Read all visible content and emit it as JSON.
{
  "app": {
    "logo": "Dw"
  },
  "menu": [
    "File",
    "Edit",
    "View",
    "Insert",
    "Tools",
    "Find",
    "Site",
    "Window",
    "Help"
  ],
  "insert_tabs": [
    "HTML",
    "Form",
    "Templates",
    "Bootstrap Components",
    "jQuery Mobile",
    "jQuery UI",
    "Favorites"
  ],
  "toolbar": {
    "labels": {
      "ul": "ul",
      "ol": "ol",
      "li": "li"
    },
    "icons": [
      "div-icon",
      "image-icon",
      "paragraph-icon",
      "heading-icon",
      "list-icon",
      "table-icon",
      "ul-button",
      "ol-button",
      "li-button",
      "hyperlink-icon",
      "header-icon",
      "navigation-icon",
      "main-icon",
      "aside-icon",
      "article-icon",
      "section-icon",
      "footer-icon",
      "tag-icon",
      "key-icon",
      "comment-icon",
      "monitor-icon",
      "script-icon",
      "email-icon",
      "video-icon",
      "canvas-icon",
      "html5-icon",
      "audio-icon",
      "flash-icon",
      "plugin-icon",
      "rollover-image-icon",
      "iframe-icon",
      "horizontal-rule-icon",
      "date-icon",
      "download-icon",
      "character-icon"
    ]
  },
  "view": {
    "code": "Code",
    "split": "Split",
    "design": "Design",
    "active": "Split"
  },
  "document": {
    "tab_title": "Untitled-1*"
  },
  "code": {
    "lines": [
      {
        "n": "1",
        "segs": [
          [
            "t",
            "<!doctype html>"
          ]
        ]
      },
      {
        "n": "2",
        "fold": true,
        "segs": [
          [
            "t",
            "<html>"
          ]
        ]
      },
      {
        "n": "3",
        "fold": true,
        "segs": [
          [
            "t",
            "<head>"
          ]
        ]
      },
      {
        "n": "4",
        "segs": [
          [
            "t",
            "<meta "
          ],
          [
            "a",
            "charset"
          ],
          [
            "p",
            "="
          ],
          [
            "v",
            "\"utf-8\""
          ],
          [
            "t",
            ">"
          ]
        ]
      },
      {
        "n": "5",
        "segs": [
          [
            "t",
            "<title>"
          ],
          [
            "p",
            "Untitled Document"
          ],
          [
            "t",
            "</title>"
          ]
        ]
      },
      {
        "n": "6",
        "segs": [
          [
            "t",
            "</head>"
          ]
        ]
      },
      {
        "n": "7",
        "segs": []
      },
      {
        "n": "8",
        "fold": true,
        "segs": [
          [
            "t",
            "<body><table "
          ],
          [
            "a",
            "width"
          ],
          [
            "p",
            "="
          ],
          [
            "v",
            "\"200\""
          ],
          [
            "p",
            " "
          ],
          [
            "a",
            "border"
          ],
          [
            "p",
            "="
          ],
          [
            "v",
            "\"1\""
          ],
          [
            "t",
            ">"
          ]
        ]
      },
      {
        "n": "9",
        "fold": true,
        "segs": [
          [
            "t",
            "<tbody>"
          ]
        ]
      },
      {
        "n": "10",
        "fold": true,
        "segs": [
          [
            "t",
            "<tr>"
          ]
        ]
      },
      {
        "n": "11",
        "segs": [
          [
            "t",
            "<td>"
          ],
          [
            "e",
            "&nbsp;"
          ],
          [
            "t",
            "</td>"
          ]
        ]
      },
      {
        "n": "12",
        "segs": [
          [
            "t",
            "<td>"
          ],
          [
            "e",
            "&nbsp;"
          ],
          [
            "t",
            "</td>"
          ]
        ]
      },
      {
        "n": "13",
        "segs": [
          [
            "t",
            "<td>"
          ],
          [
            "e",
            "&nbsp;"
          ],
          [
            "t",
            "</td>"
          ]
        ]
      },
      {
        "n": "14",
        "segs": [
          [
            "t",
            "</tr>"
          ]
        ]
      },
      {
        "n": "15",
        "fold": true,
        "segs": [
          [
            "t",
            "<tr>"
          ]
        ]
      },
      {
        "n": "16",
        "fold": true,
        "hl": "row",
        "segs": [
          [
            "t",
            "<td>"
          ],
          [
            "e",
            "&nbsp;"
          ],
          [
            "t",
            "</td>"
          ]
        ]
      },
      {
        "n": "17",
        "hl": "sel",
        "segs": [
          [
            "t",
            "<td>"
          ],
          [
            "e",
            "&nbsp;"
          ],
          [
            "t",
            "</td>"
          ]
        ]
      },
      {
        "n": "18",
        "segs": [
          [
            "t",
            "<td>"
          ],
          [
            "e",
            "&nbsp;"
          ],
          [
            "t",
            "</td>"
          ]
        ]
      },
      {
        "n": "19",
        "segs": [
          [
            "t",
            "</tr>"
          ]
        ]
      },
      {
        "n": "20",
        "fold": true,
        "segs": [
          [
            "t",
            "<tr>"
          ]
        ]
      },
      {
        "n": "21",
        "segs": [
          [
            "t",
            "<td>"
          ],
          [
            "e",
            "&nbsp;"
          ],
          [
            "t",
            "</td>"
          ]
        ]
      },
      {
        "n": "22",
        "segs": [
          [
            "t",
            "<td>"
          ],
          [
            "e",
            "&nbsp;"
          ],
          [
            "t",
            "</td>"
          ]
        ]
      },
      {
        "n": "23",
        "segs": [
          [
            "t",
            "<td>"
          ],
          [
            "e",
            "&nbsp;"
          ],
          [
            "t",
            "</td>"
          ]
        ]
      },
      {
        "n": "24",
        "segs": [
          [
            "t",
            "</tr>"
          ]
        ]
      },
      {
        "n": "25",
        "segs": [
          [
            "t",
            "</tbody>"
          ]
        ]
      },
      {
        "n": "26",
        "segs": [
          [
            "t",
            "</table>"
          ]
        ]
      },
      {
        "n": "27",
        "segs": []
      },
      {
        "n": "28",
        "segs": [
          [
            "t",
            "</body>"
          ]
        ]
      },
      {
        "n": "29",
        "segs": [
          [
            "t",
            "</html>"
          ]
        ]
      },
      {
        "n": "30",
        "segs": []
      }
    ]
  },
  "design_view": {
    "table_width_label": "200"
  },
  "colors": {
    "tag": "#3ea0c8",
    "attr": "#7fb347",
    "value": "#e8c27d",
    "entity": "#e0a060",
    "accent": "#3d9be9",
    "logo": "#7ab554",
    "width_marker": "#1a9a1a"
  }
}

> **Exercise objective**: Your task is to reproduce all of the records exactly.

> **Response**:
Read all visible content and emit it as JSON.
{
  "app": {
    "logo": "Dw"
  },
  "menu": [
    "File",
    "Edit",
    "View",
    "Insert",
    "Tools",
    "Find",
    "Site",
    "Window",
    "Help"
  ],
  "insert_tabs": [
    "HTML",
    "Form",
    "Templates",
    "Bootstrap Components",
    "jQuery Mobile",
    "jQuery UI",
    "Favorites"
  ],
  "toolbar": {
    "labels": {
      "ul": "ul",
      "ol": "ol",
      "li": "li"
    },
    "icons": [
      "div-icon",
      "image-icon",
      "paragraph-icon",
      "heading-icon",
      "list-icon",
      "table-icon",
      "ul-button",
      "ol-button",
      "li-button",
      "hyperlink-icon",
      "header-icon",
      "navigation-icon",
      "main-icon",
      "aside-icon",
      "article-icon",
      "section-icon",
      "footer-icon",
      "tag-icon",
      "key-icon",
      "comment-icon",
      "monitor-icon",
      "script-icon",
      "email-icon",
      "video-icon",
      "canvas-icon",
      "html5-icon",
      "audio-icon",
      "flash-icon",
      "plugin-icon",
      "rollover-image-icon",
      "iframe-icon",
      "horizontal-rule-icon",
      "date-icon",
      "download-icon",
      "character-icon"
    ]
  },
  "view": {
    "code": "Code",
    "split": "Split",
    "design": "Design",
    "active": "Split"
  },
  "document": {
    "tab_title": "Untitled-1*"
  },
  "code": {
    "lines": [
      {
        "n": "1",
        "segs": [
          [
            "t",
            "<!doctype html>"
          ]
        ]
      },
      {
        "n": "2",
        "fold": true,
        "segs": [
          [
            "t",
            "<html>"
          ]
        ]
      },
      {
        "n": "3",
        "fold": true,
        "segs": [
          [
            "t",
            "<head>"
          ]
        ]
      },
      {
        "n": "4",
        "segs": [
          [
            "t",
            "<meta "
          ],
          [
            "a",
            "charset"
          ],
          [
            "p",
            "="
          ],
          [
            "v",
            "\"utf-8\""
          ],
          [
            "t",
            ">"
          ]
        ]
      },
      {
        "n": "5",
        "segs": [
          [
            "t",
            "<title>"
          ],
          [
            "p",
            "Untitled Document"
          ],
          [
            "t",
            "</title>"
          ]
        ]
      },
      {
        "n": "6",
        "segs": [
          [
            "t",
            "</head>"
          ]
        ]
      },
      {
        "n": "7",
        "segs": []
      },
      {
        "n": "8",
        "fold": true,
        "segs": [
          [
            "t",
            "<body><table "
          ],
          [
            "a",
            "width"
          ],
          [
            "p",
            "="
          ],
          [
            "v",
            "\"200\""
          ],
          [
            "p",
            " "
          ],
          [
            "a",
            "border"
          ],
          [
            "p",
            "="
          ],
          [
            "v",
            "\"1\""
          ],
          [
            "t",
            ">"
          ]
        ]
      },
      {
        "n": "9",
        "fold": true,
        "segs": [
          [
            "t",
            "<tbody>"
          ]
        ]
      },
      {
        "n": "10",
        "fold": true,
        "segs": [
          [
            "t",
            "<tr>"
          ]
        ]
      },
      {
        "n": "11",
        "segs": [
          [
            "t",
            "<td>"
          ],
          [
            "e",
            "&nbsp;"
          ],
          [
            "t",
            "</td>"
          ]
        ]
      },
      {
        "n": "12",
        "segs": [
          [
            "t",
            "<td>"
          ],
          [
            "e",
            "&nbsp;"
          ],
          [
            "t",
            "</td>"
          ]
        ]
      },
      {
        "n": "13",
        "segs": [
          [
            "t",
            "<td>"
          ],
          [
            "e",
            "&nbsp;"
          ],
          [
            "t",
            "</td>"
          ]
        ]
      },
      {
        "n": "14",
        "segs": [
          [
            "t",
            "</tr>"
          ]
        ]
      },
      {
        "n": "15",
        "fold": true,
        "segs": [
          [
            "t",
            "<tr>"
          ]
        ]
      },
      {
        "n": "16",
        "fold": true,
        "hl": "row",
        "segs": [
          [
            "t",
            "<td>"
          ],
          [
            "e",
            "&nbsp;"
          ],
          [
            "t",
            "</td>"
          ]
        ]
      },
      {
        "n": "17",
        "hl": "sel",
        "segs": [
          [
            "t",
            "<td>"
          ],
          [
            "e",
            "&nbsp;"
          ],
          [
            "t",
            "</td>"
          ]
        ]
      },
      {
        "n": "18",
        "segs": [
          [
            "t",
            "<td>"
          ],
          [
            "e",
            "&nbsp;"
          ],
          [
            "t",
            "</td>"
          ]
        ]
      },
      {
        "n": "19",
        "segs": [
          [
            "t",
            "</tr>"
          ]
        ]
      },
      {
        "n": "20",
        "fold": true,
        "segs": [
          [
            "t",
            "<tr>"
          ]
        ]
      },
      {
        "n": "21",
        "segs": [
          [
            "t",
            "<td>"
          ],
          [
            "e",
            "&nbsp;"
          ],
          [
            "t",
            "</td>"
          ]
        ]
      },
      {
        "n": "22",
        "segs": [
          [
            "t",
            "<td>"
          ],
          [
            "e",
            "&nbsp;"
          ],
          [
            "t",
            "</td>"
          ]
        ]
      },
      {
        "n": "23",
        "segs": [
          [
            "t",
            "<td>"
          ],
          [
            "e",
            "&nbsp;"
          ],
          [
            "t",
            "</td>"
          ]
        ]
      },
      {
        "n": "24",
        "segs": [
          [
            "t",
            "</tr>"
          ]
        ]
      },
      {
        "n": "25",
        "segs": [
          [
            "t",
            "</tbody>"
          ]
        ]
      },
      {
        "n": "26",
        "segs": [
          [
            "t",
            "</table>"
          ]
        ]
      },
      {
        "n": "27",
        "segs": []
      },
      {
        "n": "28",
        "segs": [
          [
            "t",
            "</body>"
          ]
        ]
      },
      {
        "n": "29",
        "segs": [
          [
            "t",
            "</html>"
          ]
        ]
      },
      {
        "n": "30",
        "segs": []
      }
    ]
  },
  "design_view": {
    "table_width_label": "200"
  },
  "colors": {
    "tag": "#3ea0c8",
    "attr": "#7fb347",
    "value": "#e8c27d",
    "entity": "#e0a060",
    "accent": "#3d9be9",
    "logo": "#7ab554",
    "width_marker": "#1a9a1a"
  }
}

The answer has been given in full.